Would you transcribe the whole listing exactly, minus its pictures?

-- Begin DATASET ENTRIES --

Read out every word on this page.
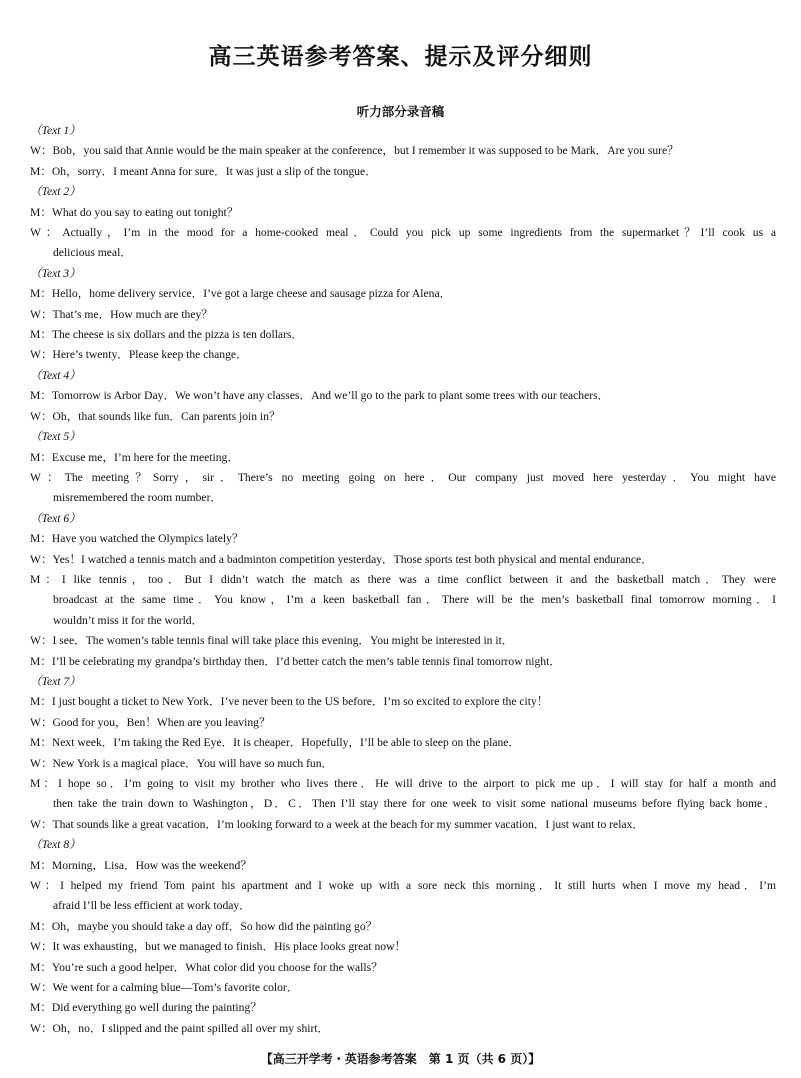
高三英语参考答案、提示及评分细则
听力部分录音稿
（Text 1）
W：Bob，you said that Annie would be the main speaker at the conference，but I remember it was supposed to be Mark．Are you sure？
M：Oh，sorry．I meant Anna for sure．It was just a slip of the tongue．
（Text 2）
M：What do you say to eating out tonight？
W：Actually，I’m in the mood for a home-cooked meal．Could you pick up some ingredients from the supermarket？I’ll cook us a
delicious meal．
（Text 3）
M：Hello，home delivery service．I’ve got a large cheese and sausage pizza for Alena．
W：That’s me．How much are they？
M：The cheese is six dollars and the pizza is ten dollars．
W：Here’s twenty．Please keep the change．
（Text 4）
M：Tomorrow is Arbor Day．We won’t have any classes．And we’ll go to the park to plant some trees with our teachers．
W：Oh，that sounds like fun．Can parents join in？
（Text 5）
M：Excuse me，I’m here for the meeting．
W：The meeting？Sorry，sir．There’s no meeting going on here．Our company just moved here yesterday．You might have
misremembered the room number．
（Text 6）
M：Have you watched the Olympics lately？
W：Yes！I watched a tennis match and a badminton competition yesterday．Those sports test both physical and mental endurance．
M：I like tennis，too．But I didn’t watch the match as there was a time conflict between it and the basketball match．They were
broadcast at the same time．You know，I’m a keen basketball fan．There will be the men’s basketball final tomorrow morning．I
wouldn’t miss it for the world．
W：I see．The women’s table tennis final will take place this evening．You might be interested in it．
M：I’ll be celebrating my grandpa’s birthday then．I’d better catch the men’s table tennis final tomorrow night．
（Text 7）
M：I just bought a ticket to New York．I’ve never been to the US before．I’m so excited to explore the city！
W：Good for you，Ben！When are you leaving？
M：Next week．I’m taking the Red Eye．It is cheaper．Hopefully，I’ll be able to sleep on the plane．
W：New York is a magical place．You will have so much fun．
M：I hope so．I’m going to visit my brother who lives there．He will drive to the airport to pick me up．I will stay for half a month and
then take the train down to Washington，D．C．Then I’ll stay there for one week to visit some national museums before flying back home．
W：That sounds like a great vacation．I’m looking forward to a week at the beach for my summer vacation．I just want to relax．
（Text 8）
M：Morning，Lisa．How was the weekend？
W：I helped my friend Tom paint his apartment and I woke up with a sore neck this morning．It still hurts when I move my head．I’m
afraid I’ll be less efficient at work today．
M：Oh，maybe you should take a day off．So how did the painting go？
W：It was exhausting，but we managed to finish．His place looks great now！
M：You’re such a good helper．What color did you choose for the walls？
W：We went for a calming blue—Tom’s favorite color．
M：Did everything go well during the painting？
W：Oh，no．I slipped and the paint spilled all over my shirt．
【高三开学考・英语参考答案　第 1 页（共 6 页）】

-- End DATASET ENTRIES --

[ANSWER TO THE EXERCISE]:
Read out every word on this page.
高三英语参考答案、提示及评分细则
听力部分录音稿
（Text 1）
W：Bob，you said that Annie would be the main speaker at the conference，but I remember it was supposed to be Mark．Are you sure？
M：Oh，sorry．I meant Anna for sure．It was just a slip of the tongue．
（Text 2）
M：What do you say to eating out tonight？
W：Actually，I’m in the mood for a home-cooked meal．Could you pick up some ingredients from the supermarket？I’ll cook us a
delicious meal．
（Text 3）
M：Hello，home delivery service．I’ve got a large cheese and sausage pizza for Alena．
W：That’s me．How much are they？
M：The cheese is six dollars and the pizza is ten dollars．
W：Here’s twenty．Please keep the change．
（Text 4）
M：Tomorrow is Arbor Day．We won’t have any classes．And we’ll go to the park to plant some trees with our teachers．
W：Oh，that sounds like fun．Can parents join in？
（Text 5）
M：Excuse me，I’m here for the meeting．
W：The meeting？Sorry，sir．There’s no meeting going on here．Our company just moved here yesterday．You might have
misremembered the room number．
（Text 6）
M：Have you watched the Olympics lately？
W：Yes！I watched a tennis match and a badminton competition yesterday．Those sports test both physical and mental endurance．
M：I like tennis，too．But I didn’t watch the match as there was a time conflict between it and the basketball match．They were
broadcast at the same time．You know，I’m a keen basketball fan．There will be the men’s basketball final tomorrow morning．I
wouldn’t miss it for the world．
W：I see．The women’s table tennis final will take place this evening．You might be interested in it．
M：I’ll be celebrating my grandpa’s birthday then．I’d better catch the men’s table tennis final tomorrow night．
（Text 7）
M：I just bought a ticket to New York．I’ve never been to the US before．I’m so excited to explore the city！
W：Good for you，Ben！When are you leaving？
M：Next week．I’m taking the Red Eye．It is cheaper．Hopefully，I’ll be able to sleep on the plane．
W：New York is a magical place．You will have so much fun．
M：I hope so．I’m going to visit my brother who lives there．He will drive to the airport to pick me up．I will stay for half a month and
then take the train down to Washington，D．C．Then I’ll stay there for one week to visit some national museums before flying back home．
W：That sounds like a great vacation．I’m looking forward to a week at the beach for my summer vacation．I just want to relax．
（Text 8）
M：Morning，Lisa．How was the weekend？
W：I helped my friend Tom paint his apartment and I woke up with a sore neck this morning．It still hurts when I move my head．I’m
afraid I’ll be less efficient at work today．
M：Oh，maybe you should take a day off．So how did the painting go？
W：It was exhausting，but we managed to finish．His place looks great now！
M：You’re such a good helper．What color did you choose for the walls？
W：We went for a calming blue—Tom’s favorite color．
M：Did everything go well during the painting？
W：Oh，no．I slipped and the paint spilled all over my shirt．
【高三开学考・英语参考答案　第 1 页（共 6 页）】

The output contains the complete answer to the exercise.